- _DATA PROVIDED_:
════════════════
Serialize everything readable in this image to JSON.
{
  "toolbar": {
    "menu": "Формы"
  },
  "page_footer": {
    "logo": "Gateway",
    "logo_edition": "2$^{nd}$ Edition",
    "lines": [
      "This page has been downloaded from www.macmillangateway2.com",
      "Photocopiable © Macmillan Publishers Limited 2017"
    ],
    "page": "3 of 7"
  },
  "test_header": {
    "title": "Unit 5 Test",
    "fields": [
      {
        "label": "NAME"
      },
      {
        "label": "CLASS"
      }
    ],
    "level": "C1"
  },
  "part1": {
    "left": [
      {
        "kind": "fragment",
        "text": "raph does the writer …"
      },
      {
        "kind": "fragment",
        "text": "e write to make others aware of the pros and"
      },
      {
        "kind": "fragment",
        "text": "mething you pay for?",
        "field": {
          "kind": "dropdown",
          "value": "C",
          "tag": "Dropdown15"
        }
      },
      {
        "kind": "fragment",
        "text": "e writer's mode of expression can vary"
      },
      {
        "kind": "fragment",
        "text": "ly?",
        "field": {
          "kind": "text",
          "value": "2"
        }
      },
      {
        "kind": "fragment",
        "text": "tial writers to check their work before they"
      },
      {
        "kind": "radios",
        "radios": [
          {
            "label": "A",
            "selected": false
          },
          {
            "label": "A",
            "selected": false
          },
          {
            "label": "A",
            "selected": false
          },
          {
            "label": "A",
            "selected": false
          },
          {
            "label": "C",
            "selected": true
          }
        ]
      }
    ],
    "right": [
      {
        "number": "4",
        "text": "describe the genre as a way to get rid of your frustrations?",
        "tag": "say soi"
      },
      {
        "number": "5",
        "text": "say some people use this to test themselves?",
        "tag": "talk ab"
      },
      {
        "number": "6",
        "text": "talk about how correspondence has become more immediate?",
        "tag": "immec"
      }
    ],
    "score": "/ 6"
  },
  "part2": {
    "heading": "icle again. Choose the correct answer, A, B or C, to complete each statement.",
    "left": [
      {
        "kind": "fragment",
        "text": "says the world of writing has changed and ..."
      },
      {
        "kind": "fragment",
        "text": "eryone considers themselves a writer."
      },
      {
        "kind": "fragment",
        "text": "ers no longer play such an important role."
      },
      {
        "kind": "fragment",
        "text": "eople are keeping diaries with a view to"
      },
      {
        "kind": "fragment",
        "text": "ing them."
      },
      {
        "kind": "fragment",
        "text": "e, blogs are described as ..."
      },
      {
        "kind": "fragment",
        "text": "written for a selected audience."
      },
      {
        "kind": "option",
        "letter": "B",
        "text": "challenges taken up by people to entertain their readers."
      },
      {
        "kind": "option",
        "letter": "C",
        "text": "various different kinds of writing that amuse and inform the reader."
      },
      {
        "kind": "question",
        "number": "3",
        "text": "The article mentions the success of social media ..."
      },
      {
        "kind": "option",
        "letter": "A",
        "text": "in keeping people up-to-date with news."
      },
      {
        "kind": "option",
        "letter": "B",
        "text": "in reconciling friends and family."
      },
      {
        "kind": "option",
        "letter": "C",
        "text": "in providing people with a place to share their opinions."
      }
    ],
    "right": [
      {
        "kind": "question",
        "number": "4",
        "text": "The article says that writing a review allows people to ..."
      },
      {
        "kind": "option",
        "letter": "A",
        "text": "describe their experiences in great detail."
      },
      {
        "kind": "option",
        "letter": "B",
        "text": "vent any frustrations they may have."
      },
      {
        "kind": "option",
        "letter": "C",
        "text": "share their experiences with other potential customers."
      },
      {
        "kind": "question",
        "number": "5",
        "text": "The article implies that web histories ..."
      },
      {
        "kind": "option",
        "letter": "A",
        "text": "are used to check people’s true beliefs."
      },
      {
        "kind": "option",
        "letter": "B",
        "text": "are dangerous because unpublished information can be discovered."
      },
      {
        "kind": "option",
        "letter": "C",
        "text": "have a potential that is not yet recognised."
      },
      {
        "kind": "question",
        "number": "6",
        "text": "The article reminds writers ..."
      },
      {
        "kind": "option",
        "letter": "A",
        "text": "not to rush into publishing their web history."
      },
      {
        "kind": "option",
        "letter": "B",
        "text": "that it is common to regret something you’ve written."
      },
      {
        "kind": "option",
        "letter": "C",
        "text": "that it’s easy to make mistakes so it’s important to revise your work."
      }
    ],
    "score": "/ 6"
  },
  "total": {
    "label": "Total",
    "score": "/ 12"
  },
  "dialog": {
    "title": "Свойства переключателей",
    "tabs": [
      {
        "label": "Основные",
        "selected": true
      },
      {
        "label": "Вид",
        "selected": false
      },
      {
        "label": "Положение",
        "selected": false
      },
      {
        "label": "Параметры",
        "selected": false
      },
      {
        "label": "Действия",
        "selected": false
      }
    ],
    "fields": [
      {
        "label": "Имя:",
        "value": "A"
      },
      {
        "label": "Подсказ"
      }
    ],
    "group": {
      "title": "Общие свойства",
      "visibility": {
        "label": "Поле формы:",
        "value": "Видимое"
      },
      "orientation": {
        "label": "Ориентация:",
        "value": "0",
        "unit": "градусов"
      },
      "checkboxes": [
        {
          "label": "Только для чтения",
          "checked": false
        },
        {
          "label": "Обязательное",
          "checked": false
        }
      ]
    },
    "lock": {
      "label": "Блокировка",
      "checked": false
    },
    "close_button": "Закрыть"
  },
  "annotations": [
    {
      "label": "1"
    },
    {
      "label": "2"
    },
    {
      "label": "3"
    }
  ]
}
════════════════
- _TASK DETAILS_:
What is the number of lines in the data that hold the string "your"? Answer with the number only.

- _RESULT BELOW_:
2